··· SUPPLIED RECORDS ···

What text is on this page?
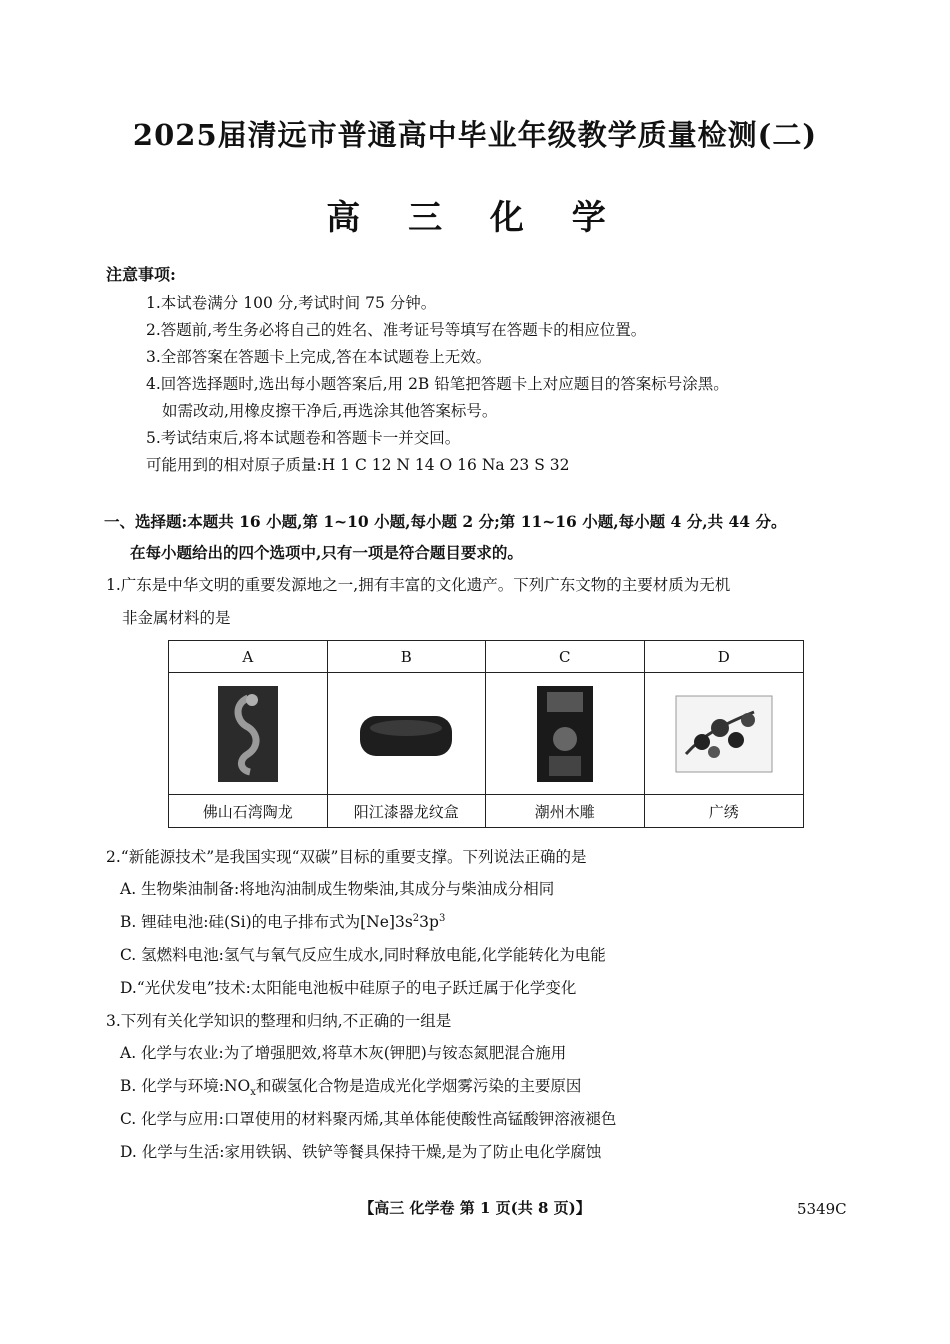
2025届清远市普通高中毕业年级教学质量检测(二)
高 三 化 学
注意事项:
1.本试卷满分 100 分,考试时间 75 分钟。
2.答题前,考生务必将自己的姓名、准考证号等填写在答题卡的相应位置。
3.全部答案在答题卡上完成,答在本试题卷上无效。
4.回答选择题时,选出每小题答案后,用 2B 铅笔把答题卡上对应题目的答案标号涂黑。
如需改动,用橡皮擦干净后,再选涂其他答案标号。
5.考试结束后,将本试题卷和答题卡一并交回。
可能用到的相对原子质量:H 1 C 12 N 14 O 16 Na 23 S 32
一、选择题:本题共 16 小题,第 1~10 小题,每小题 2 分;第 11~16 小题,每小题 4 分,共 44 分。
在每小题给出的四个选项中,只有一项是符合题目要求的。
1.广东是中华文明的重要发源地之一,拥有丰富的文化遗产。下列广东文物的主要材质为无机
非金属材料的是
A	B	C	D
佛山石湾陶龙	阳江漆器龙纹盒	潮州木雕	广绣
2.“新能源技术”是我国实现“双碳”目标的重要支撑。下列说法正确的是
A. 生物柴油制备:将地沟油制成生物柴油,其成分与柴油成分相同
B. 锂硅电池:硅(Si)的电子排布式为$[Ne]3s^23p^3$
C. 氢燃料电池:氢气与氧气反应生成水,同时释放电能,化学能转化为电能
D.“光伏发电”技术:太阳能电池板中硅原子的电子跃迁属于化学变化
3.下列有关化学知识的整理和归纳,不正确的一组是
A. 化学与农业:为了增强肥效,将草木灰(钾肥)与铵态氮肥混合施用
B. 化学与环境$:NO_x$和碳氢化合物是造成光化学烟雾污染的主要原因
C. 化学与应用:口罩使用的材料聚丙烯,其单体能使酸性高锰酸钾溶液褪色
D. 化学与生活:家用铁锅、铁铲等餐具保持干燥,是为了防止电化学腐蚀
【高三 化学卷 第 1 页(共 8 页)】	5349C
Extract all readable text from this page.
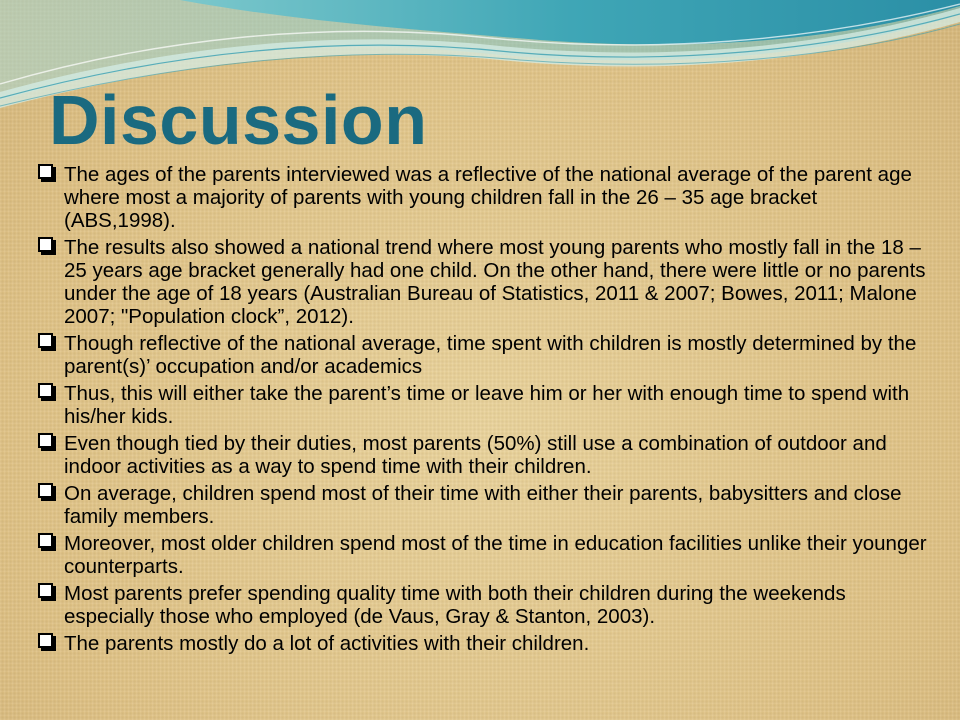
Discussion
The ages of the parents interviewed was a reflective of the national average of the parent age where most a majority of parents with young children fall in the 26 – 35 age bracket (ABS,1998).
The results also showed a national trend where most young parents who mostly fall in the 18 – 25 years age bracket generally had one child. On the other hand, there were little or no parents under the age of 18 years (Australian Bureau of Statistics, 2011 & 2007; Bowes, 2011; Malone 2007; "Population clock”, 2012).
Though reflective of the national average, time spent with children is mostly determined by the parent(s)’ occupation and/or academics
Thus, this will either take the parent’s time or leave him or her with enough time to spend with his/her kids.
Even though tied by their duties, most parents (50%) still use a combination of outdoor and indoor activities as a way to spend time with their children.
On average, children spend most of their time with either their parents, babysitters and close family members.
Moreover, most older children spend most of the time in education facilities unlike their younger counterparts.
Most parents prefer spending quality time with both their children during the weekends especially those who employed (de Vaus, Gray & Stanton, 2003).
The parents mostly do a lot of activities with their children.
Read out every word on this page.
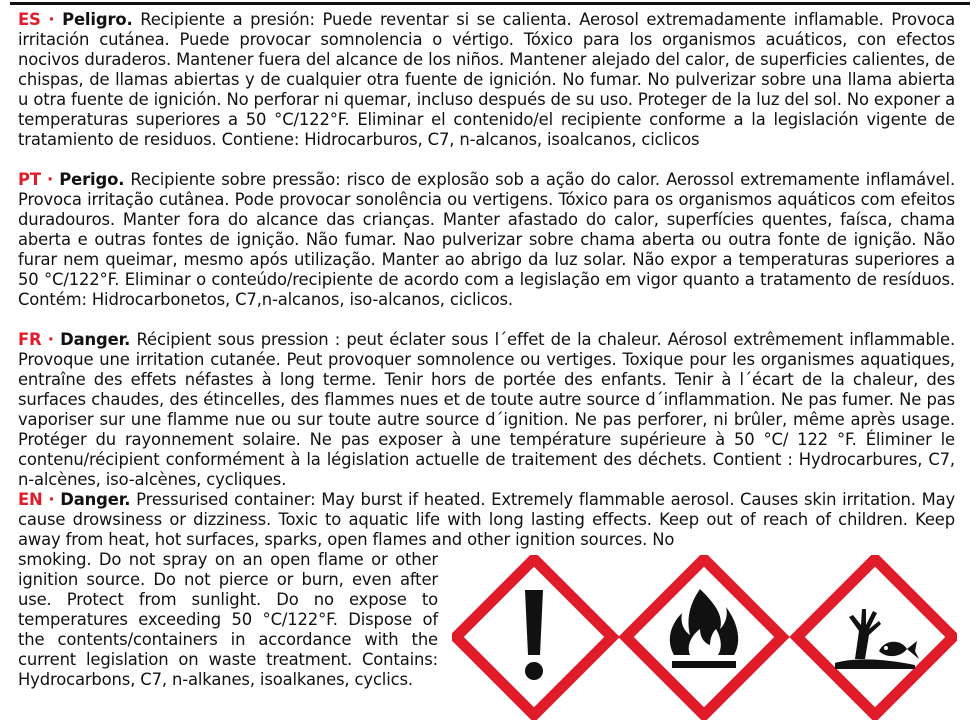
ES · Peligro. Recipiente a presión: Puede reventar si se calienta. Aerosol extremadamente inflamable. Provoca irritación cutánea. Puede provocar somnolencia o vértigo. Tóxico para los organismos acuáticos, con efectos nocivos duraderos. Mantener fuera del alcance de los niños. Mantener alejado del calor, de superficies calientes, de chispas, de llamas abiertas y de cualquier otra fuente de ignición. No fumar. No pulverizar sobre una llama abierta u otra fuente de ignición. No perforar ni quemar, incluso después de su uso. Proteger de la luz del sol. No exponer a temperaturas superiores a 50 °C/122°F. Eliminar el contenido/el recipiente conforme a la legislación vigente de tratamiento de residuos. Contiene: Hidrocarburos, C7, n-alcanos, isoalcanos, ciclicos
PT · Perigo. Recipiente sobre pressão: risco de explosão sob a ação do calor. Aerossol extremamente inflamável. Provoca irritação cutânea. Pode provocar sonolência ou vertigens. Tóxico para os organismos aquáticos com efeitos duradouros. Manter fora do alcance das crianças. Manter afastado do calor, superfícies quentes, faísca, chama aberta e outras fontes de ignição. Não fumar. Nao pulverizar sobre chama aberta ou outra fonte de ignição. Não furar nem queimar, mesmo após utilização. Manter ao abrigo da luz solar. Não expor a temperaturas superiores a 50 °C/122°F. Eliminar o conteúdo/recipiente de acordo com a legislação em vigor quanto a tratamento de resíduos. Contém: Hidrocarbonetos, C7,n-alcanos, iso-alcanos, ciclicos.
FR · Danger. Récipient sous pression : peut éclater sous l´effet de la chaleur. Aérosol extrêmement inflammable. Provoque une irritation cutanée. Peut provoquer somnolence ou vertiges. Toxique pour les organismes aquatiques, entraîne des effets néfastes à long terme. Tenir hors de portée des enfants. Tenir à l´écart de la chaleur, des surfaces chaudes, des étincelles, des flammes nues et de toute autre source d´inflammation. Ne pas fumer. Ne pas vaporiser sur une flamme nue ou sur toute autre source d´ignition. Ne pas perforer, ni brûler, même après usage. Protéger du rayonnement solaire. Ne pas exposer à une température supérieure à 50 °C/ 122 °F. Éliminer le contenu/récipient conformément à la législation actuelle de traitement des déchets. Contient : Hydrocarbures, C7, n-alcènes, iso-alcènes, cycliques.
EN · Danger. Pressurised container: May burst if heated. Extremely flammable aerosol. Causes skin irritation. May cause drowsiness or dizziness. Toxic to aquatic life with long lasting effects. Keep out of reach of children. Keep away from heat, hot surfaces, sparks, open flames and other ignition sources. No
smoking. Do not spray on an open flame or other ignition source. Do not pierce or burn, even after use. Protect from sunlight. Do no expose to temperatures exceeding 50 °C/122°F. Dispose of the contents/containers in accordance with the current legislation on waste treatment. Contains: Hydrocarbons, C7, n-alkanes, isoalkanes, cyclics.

···

• [DIRECTIONS FOR THIS TASK]:
Report every line containing the word "text" from the listing above.

• [COMPLETE OUTPUT]:
What text is on this page?
Extract all readable text from this page.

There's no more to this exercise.